━━━ Provided material

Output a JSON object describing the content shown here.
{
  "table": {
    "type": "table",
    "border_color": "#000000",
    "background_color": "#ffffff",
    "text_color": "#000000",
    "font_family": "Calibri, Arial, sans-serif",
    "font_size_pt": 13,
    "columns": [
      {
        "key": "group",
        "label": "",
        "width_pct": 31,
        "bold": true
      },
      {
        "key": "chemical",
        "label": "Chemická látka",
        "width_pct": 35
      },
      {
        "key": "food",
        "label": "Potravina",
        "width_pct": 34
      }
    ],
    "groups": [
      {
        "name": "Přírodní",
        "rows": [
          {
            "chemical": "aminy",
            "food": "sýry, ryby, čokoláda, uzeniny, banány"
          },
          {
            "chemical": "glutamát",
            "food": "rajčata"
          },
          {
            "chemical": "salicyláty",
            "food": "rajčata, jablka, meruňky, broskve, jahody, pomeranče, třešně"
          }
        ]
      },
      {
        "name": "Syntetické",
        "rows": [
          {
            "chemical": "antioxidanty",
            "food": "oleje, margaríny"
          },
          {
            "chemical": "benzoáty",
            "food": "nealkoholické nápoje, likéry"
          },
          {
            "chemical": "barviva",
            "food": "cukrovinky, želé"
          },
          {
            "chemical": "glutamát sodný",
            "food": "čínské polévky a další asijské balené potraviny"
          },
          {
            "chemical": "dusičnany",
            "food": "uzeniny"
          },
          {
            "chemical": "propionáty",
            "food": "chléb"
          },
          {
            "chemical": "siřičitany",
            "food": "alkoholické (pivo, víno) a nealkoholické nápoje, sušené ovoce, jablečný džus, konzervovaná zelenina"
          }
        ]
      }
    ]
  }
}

━━━━━━

- **Written problem**:
Work out how many lines in the records above contain the word "glutamát", and give only that number.

- **Exercise answer**:
2